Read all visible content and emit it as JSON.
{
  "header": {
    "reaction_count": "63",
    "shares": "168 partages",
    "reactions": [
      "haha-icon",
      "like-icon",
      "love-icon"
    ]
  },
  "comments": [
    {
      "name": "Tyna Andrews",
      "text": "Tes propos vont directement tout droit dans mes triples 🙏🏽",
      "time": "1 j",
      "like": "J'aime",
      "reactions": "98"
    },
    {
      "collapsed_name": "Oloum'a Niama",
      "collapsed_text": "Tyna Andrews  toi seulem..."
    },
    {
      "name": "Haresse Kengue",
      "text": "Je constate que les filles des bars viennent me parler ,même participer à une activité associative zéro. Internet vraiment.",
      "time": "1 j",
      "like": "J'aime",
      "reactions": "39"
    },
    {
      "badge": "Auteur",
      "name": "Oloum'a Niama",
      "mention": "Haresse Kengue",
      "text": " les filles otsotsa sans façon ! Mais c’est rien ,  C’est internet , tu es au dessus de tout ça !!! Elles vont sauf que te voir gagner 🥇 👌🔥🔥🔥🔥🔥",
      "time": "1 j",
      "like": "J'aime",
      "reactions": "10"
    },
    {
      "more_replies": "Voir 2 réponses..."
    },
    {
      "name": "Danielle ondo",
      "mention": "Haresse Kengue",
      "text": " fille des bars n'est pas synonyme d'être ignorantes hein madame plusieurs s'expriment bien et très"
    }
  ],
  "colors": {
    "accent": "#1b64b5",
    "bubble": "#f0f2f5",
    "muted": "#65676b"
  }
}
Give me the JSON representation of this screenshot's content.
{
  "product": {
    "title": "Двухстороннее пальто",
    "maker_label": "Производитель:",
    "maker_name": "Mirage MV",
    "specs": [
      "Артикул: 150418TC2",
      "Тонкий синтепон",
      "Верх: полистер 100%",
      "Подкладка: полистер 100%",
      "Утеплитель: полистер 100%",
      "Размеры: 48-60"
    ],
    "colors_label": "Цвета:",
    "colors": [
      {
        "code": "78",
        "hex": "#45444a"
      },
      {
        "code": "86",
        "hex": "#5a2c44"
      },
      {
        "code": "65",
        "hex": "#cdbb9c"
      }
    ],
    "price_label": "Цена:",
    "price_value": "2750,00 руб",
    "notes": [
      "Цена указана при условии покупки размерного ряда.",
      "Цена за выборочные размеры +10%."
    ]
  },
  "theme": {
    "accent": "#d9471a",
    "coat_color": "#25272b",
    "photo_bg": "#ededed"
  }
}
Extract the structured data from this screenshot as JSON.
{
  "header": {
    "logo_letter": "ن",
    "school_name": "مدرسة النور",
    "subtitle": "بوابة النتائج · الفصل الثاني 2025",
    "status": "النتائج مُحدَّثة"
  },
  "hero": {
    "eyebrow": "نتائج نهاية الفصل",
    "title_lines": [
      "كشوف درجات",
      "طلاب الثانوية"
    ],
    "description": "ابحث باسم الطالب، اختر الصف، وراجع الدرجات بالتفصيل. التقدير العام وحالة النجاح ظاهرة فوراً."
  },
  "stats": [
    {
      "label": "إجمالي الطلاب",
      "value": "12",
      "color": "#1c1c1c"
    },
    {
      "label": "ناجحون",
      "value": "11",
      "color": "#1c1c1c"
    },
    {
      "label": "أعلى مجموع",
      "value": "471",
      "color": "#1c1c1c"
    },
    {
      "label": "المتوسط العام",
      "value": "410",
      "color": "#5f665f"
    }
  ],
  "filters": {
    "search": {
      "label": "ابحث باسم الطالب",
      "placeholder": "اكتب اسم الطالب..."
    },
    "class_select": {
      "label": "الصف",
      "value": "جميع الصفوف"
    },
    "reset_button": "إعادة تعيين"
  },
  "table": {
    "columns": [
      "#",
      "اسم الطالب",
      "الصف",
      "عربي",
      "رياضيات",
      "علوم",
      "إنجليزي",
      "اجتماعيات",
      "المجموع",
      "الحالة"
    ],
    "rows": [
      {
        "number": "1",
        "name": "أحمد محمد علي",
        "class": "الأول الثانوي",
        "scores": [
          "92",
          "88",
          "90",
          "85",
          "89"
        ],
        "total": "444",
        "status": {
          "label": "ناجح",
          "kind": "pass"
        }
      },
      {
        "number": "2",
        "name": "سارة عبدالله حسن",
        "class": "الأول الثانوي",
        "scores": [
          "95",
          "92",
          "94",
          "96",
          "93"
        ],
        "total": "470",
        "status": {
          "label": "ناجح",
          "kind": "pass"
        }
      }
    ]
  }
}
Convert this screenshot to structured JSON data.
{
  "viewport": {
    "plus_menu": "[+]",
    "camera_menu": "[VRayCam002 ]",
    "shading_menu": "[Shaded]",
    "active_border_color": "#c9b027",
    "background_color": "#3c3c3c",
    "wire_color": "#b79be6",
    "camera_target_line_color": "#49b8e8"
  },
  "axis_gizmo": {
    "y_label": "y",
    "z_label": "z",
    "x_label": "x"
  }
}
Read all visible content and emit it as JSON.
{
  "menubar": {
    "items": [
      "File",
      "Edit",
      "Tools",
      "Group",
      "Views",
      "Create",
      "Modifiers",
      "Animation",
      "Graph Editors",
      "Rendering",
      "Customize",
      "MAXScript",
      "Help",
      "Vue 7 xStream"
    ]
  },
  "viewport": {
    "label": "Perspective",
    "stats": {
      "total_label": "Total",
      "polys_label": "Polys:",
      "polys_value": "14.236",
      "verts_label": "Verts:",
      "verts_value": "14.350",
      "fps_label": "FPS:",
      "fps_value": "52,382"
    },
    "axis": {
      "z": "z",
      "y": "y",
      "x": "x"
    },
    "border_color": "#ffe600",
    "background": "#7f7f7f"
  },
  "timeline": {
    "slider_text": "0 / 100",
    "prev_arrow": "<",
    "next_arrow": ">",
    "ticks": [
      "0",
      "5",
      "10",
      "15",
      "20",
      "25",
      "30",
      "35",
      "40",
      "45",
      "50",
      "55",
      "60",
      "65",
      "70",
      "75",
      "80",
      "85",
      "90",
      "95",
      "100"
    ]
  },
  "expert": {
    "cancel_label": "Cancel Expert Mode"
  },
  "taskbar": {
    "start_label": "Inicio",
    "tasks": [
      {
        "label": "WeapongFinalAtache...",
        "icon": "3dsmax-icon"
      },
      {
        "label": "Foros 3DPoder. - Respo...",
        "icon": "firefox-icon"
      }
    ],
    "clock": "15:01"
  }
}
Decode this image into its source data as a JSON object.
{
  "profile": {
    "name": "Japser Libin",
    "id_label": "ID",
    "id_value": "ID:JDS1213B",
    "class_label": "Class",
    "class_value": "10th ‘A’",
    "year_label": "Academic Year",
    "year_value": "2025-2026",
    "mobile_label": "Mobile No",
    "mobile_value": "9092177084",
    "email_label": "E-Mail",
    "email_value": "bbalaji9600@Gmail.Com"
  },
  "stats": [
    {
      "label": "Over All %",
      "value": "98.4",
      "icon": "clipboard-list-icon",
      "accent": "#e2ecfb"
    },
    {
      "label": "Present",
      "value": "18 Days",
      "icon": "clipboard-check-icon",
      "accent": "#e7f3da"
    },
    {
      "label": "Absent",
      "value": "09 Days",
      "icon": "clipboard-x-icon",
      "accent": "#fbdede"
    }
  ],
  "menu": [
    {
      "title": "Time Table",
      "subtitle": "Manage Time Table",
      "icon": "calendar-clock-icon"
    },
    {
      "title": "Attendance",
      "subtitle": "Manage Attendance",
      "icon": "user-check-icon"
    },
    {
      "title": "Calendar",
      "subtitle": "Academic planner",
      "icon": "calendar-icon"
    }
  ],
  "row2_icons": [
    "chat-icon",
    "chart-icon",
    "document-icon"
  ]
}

________

▸ **Short exercise**
Make an exact copy of every entry.

▸ **Output below**
Read all visible content and emit it as JSON.
{
  "header": {
    "reaction_count": "63",
    "shares": "168 partages",
    "reactions": [
      "haha-icon",
      "like-icon",
      "love-icon"
    ]
  },
  "comments": [
    {
      "name": "Tyna Andrews",
      "text": "Tes propos vont directement tout droit dans mes triples 🙏🏽",
      "time": "1 j",
      "like": "J'aime",
      "reactions": "98"
    },
    {
      "collapsed_name": "Oloum'a Niama",
      "collapsed_text": "Tyna Andrews  toi seulem..."
    },
    {
      "name": "Haresse Kengue",
      "text": "Je constate que les filles des bars viennent me parler ,même participer à une activité associative zéro. Internet vraiment.",
      "time": "1 j",
      "like": "J'aime",
      "reactions": "39"
    },
    {
      "badge": "Auteur",
      "name": "Oloum'a Niama",
      "mention": "Haresse Kengue",
      "text": " les filles otsotsa sans façon ! Mais c’est rien ,  C’est internet , tu es au dessus de tout ça !!! Elles vont sauf que te voir gagner 🥇 👌🔥🔥🔥🔥🔥",
      "time": "1 j",
      "like": "J'aime",
      "reactions": "10"
    },
    {
      "more_replies": "Voir 2 réponses..."
    },
    {
      "name": "Danielle ondo",
      "mention": "Haresse Kengue",
      "text": " fille des bars n'est pas synonyme d'être ignorantes hein madame plusieurs s'expriment bien et très"
    }
  ],
  "colors": {
    "accent": "#1b64b5",
    "bubble": "#f0f2f5",
    "muted": "#65676b"
  }
}
Give me the JSON representation of this screenshot's content.
{
  "product": {
    "title": "Двухстороннее пальто",
    "maker_label": "Производитель:",
    "maker_name": "Mirage MV",
    "specs": [
      "Артикул: 150418TC2",
      "Тонкий синтепон",
      "Верх: полистер 100%",
      "Подкладка: полистер 100%",
      "Утеплитель: полистер 100%",
      "Размеры: 48-60"
    ],
    "colors_label": "Цвета:",
    "colors": [
      {
        "code": "78",
        "hex": "#45444a"
      },
      {
        "code": "86",
        "hex": "#5a2c44"
      },
      {
        "code": "65",
        "hex": "#cdbb9c"
      }
    ],
    "price_label": "Цена:",
    "price_value": "2750,00 руб",
    "notes": [
      "Цена указана при условии покупки размерного ряда.",
      "Цена за выборочные размеры +10%."
    ]
  },
  "theme": {
    "accent": "#d9471a",
    "coat_color": "#25272b",
    "photo_bg": "#ededed"
  }
}
Extract the structured data from this screenshot as JSON.
{
  "header": {
    "logo_letter": "ن",
    "school_name": "مدرسة النور",
    "subtitle": "بوابة النتائج · الفصل الثاني 2025",
    "status": "النتائج مُحدَّثة"
  },
  "hero": {
    "eyebrow": "نتائج نهاية الفصل",
    "title_lines": [
      "كشوف درجات",
      "طلاب الثانوية"
    ],
    "description": "ابحث باسم الطالب، اختر الصف، وراجع الدرجات بالتفصيل. التقدير العام وحالة النجاح ظاهرة فوراً."
  },
  "stats": [
    {
      "label": "إجمالي الطلاب",
      "value": "12",
      "color": "#1c1c1c"
    },
    {
      "label": "ناجحون",
      "value": "11",
      "color": "#1c1c1c"
    },
    {
      "label": "أعلى مجموع",
      "value": "471",
      "color": "#1c1c1c"
    },
    {
      "label": "المتوسط العام",
      "value": "410",
      "color": "#5f665f"
    }
  ],
  "filters": {
    "search": {
      "label": "ابحث باسم الطالب",
      "placeholder": "اكتب اسم الطالب..."
    },
    "class_select": {
      "label": "الصف",
      "value": "جميع الصفوف"
    },
    "reset_button": "إعادة تعيين"
  },
  "table": {
    "columns": [
      "#",
      "اسم الطالب",
      "الصف",
      "عربي",
      "رياضيات",
      "علوم",
      "إنجليزي",
      "اجتماعيات",
      "المجموع",
      "الحالة"
    ],
    "rows": [
      {
        "number": "1",
        "name": "أحمد محمد علي",
        "class": "الأول الثانوي",
        "scores": [
          "92",
          "88",
          "90",
          "85",
          "89"
        ],
        "total": "444",
        "status": {
          "label": "ناجح",
          "kind": "pass"
        }
      },
      {
        "number": "2",
        "name": "سارة عبدالله حسن",
        "class": "الأول الثانوي",
        "scores": [
          "95",
          "92",
          "94",
          "96",
          "93"
        ],
        "total": "470",
        "status": {
          "label": "ناجح",
          "kind": "pass"
        }
      }
    ]
  }
}
Convert this screenshot to structured JSON data.
{
  "viewport": {
    "plus_menu": "[+]",
    "camera_menu": "[VRayCam002 ]",
    "shading_menu": "[Shaded]",
    "active_border_color": "#c9b027",
    "background_color": "#3c3c3c",
    "wire_color": "#b79be6",
    "camera_target_line_color": "#49b8e8"
  },
  "axis_gizmo": {
    "y_label": "y",
    "z_label": "z",
    "x_label": "x"
  }
}
Read all visible content and emit it as JSON.
{
  "menubar": {
    "items": [
      "File",
      "Edit",
      "Tools",
      "Group",
      "Views",
      "Create",
      "Modifiers",
      "Animation",
      "Graph Editors",
      "Rendering",
      "Customize",
      "MAXScript",
      "Help",
      "Vue 7 xStream"
    ]
  },
  "viewport": {
    "label": "Perspective",
    "stats": {
      "total_label": "Total",
      "polys_label": "Polys:",
      "polys_value": "14.236",
      "verts_label": "Verts:",
      "verts_value": "14.350",
      "fps_label": "FPS:",
      "fps_value": "52,382"
    },
    "axis": {
      "z": "z",
      "y": "y",
      "x": "x"
    },
    "border_color": "#ffe600",
    "background": "#7f7f7f"
  },
  "timeline": {
    "slider_text": "0 / 100",
    "prev_arrow": "<",
    "next_arrow": ">",
    "ticks": [
      "0",
      "5",
      "10",
      "15",
      "20",
      "25",
      "30",
      "35",
      "40",
      "45",
      "50",
      "55",
      "60",
      "65",
      "70",
      "75",
      "80",
      "85",
      "90",
      "95",
      "100"
    ]
  },
  "expert": {
    "cancel_label": "Cancel Expert Mode"
  },
  "taskbar": {
    "start_label": "Inicio",
    "tasks": [
      {
        "label": "WeapongFinalAtache...",
        "icon": "3dsmax-icon"
      },
      {
        "label": "Foros 3DPoder. - Respo...",
        "icon": "firefox-icon"
      }
    ],
    "clock": "15:01"
  }
}
Decode this image into its source data as a JSON object.
{
  "profile": {
    "name": "Japser Libin",
    "id_label": "ID",
    "id_value": "ID:JDS1213B",
    "class_label": "Class",
    "class_value": "10th ‘A’",
    "year_label": "Academic Year",
    "year_value": "2025-2026",
    "mobile_label": "Mobile No",
    "mobile_value": "9092177084",
    "email_label": "E-Mail",
    "email_value": "bbalaji9600@Gmail.Com"
  },
  "stats": [
    {
      "label": "Over All %",
      "value": "98.4",
      "icon": "clipboard-list-icon",
      "accent": "#e2ecfb"
    },
    {
      "label": "Present",
      "value": "18 Days",
      "icon": "clipboard-check-icon",
      "accent": "#e7f3da"
    },
    {
      "label": "Absent",
      "value": "09 Days",
      "icon": "clipboard-x-icon",
      "accent": "#fbdede"
    }
  ],
  "menu": [
    {
      "title": "Time Table",
      "subtitle": "Manage Time Table",
      "icon": "calendar-clock-icon"
    },
    {
      "title": "Attendance",
      "subtitle": "Manage Attendance",
      "icon": "user-check-icon"
    },
    {
      "title": "Calendar",
      "subtitle": "Academic planner",
      "icon": "calendar-icon"
    }
  ],
  "row2_icons": [
    "chat-icon",
    "chart-icon",
    "document-icon"
  ]
}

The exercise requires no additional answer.